Goal of the exercise. Put the records from the line containing "What elements are in" through the line containing "setting-label: $(device)Upper temp" into a JSON list of strings, one string per line, leaving out any blank lines.

Data.
***
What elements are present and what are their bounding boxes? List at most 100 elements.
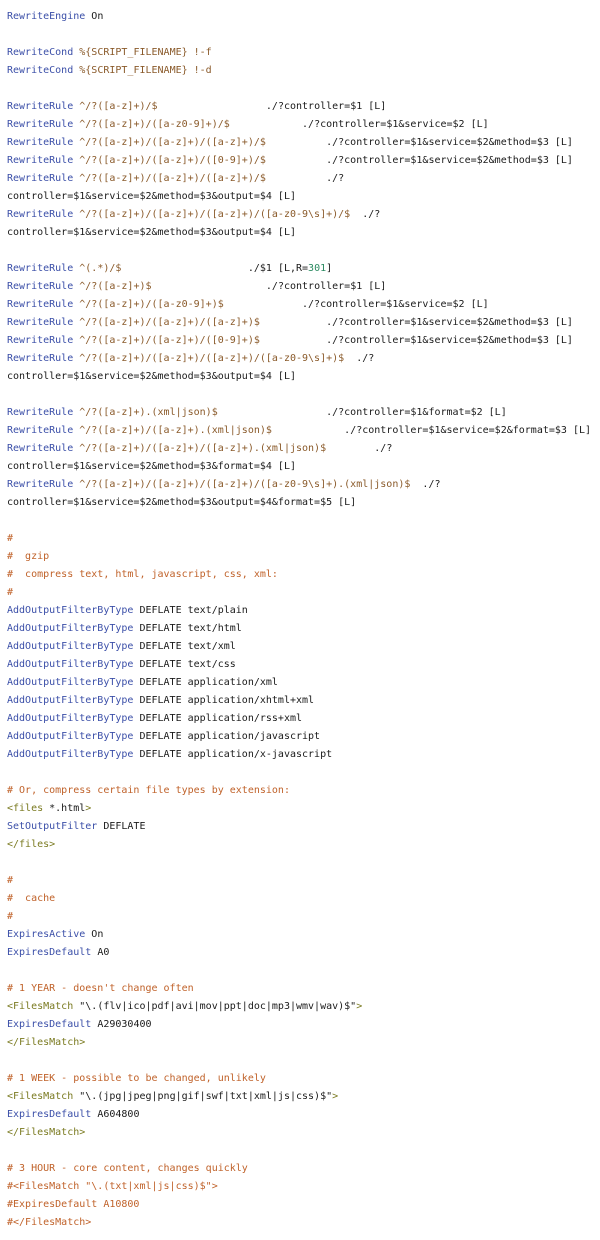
***
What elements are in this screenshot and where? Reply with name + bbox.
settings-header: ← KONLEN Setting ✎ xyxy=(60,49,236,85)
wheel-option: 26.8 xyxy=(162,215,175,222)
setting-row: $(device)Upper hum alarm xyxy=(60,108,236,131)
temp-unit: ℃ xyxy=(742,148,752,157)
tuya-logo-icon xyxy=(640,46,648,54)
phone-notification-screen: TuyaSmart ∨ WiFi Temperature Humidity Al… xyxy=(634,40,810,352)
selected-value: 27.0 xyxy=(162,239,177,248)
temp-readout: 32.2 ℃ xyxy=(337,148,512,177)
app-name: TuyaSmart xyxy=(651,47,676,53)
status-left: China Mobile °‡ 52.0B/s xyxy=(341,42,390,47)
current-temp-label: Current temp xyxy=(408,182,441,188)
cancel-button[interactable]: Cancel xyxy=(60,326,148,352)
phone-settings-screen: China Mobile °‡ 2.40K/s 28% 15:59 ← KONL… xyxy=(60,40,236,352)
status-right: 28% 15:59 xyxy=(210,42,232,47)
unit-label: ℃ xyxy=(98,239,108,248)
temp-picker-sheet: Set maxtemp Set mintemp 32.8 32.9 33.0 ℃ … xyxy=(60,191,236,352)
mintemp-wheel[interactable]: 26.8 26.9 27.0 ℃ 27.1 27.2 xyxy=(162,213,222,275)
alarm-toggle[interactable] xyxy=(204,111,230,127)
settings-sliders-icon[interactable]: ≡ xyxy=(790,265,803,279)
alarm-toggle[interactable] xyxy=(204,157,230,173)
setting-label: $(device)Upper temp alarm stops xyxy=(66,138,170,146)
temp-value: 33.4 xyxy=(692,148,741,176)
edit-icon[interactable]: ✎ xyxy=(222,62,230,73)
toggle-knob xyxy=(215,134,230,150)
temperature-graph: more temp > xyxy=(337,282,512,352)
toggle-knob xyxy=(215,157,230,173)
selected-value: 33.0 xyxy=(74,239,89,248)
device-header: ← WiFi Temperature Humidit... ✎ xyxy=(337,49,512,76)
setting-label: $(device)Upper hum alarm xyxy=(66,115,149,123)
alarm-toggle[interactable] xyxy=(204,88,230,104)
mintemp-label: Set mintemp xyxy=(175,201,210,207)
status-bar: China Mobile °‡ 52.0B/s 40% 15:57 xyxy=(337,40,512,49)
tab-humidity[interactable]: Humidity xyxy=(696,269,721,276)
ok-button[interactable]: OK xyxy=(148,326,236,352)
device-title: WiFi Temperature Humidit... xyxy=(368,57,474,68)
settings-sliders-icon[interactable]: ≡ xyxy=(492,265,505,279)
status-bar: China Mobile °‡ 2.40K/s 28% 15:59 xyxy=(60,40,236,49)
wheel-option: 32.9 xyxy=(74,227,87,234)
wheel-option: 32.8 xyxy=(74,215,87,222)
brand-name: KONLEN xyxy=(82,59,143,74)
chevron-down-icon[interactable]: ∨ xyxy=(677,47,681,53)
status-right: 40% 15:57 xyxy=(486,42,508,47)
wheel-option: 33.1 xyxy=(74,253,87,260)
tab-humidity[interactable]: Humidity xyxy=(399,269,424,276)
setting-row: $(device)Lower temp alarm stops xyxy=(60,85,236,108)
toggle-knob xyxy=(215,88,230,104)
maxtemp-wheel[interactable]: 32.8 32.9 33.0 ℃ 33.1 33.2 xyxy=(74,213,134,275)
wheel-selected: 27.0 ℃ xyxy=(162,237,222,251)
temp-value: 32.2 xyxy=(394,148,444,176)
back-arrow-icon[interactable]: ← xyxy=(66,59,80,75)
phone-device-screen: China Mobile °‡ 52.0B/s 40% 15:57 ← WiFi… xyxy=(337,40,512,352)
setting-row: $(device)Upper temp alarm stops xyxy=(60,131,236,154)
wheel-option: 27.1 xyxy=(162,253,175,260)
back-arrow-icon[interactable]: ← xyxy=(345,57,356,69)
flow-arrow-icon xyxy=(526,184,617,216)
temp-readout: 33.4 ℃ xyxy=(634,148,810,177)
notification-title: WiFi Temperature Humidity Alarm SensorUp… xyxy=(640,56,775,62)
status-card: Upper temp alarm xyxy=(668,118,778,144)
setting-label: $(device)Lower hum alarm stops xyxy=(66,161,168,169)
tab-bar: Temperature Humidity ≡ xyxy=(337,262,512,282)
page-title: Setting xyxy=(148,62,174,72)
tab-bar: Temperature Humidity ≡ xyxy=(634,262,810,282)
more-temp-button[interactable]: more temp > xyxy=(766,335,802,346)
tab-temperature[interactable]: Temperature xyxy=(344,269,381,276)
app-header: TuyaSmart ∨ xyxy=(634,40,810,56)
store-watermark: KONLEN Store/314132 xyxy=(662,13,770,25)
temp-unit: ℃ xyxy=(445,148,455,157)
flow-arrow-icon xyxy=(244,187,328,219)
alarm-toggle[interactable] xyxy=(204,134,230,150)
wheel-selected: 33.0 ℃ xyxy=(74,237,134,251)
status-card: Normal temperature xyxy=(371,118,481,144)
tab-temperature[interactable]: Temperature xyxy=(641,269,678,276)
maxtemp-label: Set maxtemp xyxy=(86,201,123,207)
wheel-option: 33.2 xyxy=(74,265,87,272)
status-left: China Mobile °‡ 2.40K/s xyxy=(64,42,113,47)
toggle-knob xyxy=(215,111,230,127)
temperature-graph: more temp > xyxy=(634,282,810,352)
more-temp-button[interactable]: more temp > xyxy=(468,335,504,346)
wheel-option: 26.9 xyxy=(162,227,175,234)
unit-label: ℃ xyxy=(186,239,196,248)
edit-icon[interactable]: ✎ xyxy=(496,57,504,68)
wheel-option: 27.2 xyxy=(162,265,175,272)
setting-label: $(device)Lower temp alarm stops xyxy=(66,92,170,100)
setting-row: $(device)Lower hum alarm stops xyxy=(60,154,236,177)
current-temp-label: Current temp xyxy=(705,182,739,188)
***
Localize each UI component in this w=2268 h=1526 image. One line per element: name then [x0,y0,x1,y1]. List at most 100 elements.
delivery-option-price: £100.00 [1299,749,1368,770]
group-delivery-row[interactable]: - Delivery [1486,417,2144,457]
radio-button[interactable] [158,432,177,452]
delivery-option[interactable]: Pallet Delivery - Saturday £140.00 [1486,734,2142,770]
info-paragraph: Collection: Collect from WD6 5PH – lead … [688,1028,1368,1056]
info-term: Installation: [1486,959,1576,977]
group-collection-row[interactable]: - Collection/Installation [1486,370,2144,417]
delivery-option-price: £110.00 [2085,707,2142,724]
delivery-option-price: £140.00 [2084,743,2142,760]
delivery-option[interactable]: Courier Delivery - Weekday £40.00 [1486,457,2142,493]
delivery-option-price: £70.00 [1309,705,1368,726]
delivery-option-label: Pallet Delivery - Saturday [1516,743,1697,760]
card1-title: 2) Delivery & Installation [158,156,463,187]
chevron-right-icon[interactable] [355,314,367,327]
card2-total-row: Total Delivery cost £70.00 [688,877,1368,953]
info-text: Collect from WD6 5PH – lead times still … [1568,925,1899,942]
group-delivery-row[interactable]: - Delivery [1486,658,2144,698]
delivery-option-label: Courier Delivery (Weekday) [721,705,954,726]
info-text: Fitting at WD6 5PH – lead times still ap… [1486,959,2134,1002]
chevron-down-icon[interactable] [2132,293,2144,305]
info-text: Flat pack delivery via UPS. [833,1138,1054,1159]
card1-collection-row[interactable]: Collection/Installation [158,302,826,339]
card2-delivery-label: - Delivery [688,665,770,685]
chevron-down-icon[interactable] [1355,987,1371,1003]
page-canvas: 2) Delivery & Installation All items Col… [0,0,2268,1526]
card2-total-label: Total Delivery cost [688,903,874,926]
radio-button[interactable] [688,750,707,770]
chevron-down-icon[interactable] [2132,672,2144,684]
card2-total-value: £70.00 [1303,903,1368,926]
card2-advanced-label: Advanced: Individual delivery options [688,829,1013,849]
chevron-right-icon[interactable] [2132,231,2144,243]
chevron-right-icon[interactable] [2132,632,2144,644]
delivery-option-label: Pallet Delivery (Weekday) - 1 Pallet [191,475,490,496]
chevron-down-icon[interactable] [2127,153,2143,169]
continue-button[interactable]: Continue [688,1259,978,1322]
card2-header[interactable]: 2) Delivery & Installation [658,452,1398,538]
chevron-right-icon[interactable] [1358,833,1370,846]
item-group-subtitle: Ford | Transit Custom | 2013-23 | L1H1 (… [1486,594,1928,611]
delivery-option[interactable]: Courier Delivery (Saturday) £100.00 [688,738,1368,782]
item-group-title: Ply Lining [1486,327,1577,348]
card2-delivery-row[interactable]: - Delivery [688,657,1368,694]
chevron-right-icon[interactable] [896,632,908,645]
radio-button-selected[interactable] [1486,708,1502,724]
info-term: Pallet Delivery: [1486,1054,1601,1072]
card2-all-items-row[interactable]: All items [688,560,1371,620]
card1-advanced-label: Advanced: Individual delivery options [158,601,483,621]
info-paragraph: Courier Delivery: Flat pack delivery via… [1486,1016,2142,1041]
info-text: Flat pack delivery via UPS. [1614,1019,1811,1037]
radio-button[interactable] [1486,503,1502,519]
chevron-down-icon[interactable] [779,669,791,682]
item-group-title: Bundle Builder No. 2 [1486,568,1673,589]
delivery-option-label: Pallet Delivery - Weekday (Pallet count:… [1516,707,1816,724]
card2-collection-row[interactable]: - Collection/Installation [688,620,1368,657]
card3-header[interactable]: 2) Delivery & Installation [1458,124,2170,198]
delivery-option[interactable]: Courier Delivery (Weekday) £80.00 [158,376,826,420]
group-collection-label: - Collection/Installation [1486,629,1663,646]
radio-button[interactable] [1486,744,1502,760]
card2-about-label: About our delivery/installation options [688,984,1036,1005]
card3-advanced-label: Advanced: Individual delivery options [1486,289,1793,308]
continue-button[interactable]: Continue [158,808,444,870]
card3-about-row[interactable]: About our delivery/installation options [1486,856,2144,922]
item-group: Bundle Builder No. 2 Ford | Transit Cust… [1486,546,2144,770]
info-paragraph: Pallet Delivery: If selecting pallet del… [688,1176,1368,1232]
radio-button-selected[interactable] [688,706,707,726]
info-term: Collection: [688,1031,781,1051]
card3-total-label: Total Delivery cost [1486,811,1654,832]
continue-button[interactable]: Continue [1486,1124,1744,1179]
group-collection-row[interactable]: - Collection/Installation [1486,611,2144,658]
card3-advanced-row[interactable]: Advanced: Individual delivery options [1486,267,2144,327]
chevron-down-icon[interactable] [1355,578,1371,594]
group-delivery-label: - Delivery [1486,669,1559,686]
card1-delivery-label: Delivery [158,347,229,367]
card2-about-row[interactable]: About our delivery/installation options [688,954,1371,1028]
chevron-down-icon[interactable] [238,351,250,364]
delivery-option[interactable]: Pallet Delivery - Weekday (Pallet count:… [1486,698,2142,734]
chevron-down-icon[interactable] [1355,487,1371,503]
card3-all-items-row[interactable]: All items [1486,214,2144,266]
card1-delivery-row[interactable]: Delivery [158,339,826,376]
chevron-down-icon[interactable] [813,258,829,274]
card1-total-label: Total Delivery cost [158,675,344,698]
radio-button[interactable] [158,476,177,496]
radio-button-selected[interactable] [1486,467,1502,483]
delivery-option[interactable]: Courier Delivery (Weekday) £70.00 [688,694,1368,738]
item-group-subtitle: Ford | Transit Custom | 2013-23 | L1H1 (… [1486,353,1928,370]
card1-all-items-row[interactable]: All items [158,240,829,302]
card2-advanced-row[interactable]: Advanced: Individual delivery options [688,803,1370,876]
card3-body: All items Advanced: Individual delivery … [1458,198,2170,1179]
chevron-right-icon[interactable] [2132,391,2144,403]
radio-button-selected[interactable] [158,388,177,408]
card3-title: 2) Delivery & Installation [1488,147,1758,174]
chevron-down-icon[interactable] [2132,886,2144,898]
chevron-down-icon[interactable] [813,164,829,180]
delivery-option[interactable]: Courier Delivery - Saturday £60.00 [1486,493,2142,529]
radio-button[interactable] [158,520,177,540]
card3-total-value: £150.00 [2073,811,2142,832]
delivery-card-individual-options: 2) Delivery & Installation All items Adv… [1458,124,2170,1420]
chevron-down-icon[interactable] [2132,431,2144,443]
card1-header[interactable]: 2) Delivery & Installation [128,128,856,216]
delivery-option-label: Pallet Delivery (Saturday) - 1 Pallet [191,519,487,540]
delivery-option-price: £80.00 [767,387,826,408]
***
Written answer.
[
  "What elements are in this screenshot and where? Reply with name + bbox.",
  "settings-header: ← KONLEN Setting ✎ xyxy=(60,49,236,85)",
  "wheel-option: 26.8 xyxy=(162,215,175,222)",
  "setting-row: $(device)Upper hum alarm xyxy=(60,108,236,131)",
  "temp-unit: ℃ xyxy=(742,148,752,157)",
  "tuya-logo-icon xyxy=(640,46,648,54)",
  "phone-notification-screen: TuyaSmart ∨ WiFi Temperature Humidity Al… xyxy=(634,40,810,352)",
  "selected-value: 27.0 xyxy=(162,239,177,248)",
  "temp-readout: 32.2 ℃ xyxy=(337,148,512,177)",
  "app-name: TuyaSmart xyxy=(651,47,676,53)",
  "status-left: China Mobile °‡ 52.0B/s xyxy=(341,42,390,47)",
  "current-temp-label: Current temp xyxy=(408,182,441,188)",
  "cancel-button[interactable]: Cancel xyxy=(60,326,148,352)",
  "phone-settings-screen: China Mobile °‡ 2.40K/s 28% 15:59 ← KONL… xyxy=(60,40,236,352)",
  "status-right: 28% 15:59 xyxy=(210,42,232,47)",
  "unit-label: ℃ xyxy=(98,239,108,248)",
  "temp-picker-sheet: Set maxtemp Set mintemp 32.8 32.9 33.0 ℃ … xyxy=(60,191,236,352)",
  "mintemp-wheel[interactable]: 26.8 26.9 27.0 ℃ 27.1 27.2 xyxy=(162,213,222,275)",
  "alarm-toggle[interactable] xyxy=(204,111,230,127)",
  "settings-sliders-icon[interactable]: ≡ xyxy=(790,265,803,279)",
  "alarm-toggle[interactable] xyxy=(204,157,230,173)",
  "setting-label: $(device)Upper temp alarm stops xyxy=(66,138,170,146)"
]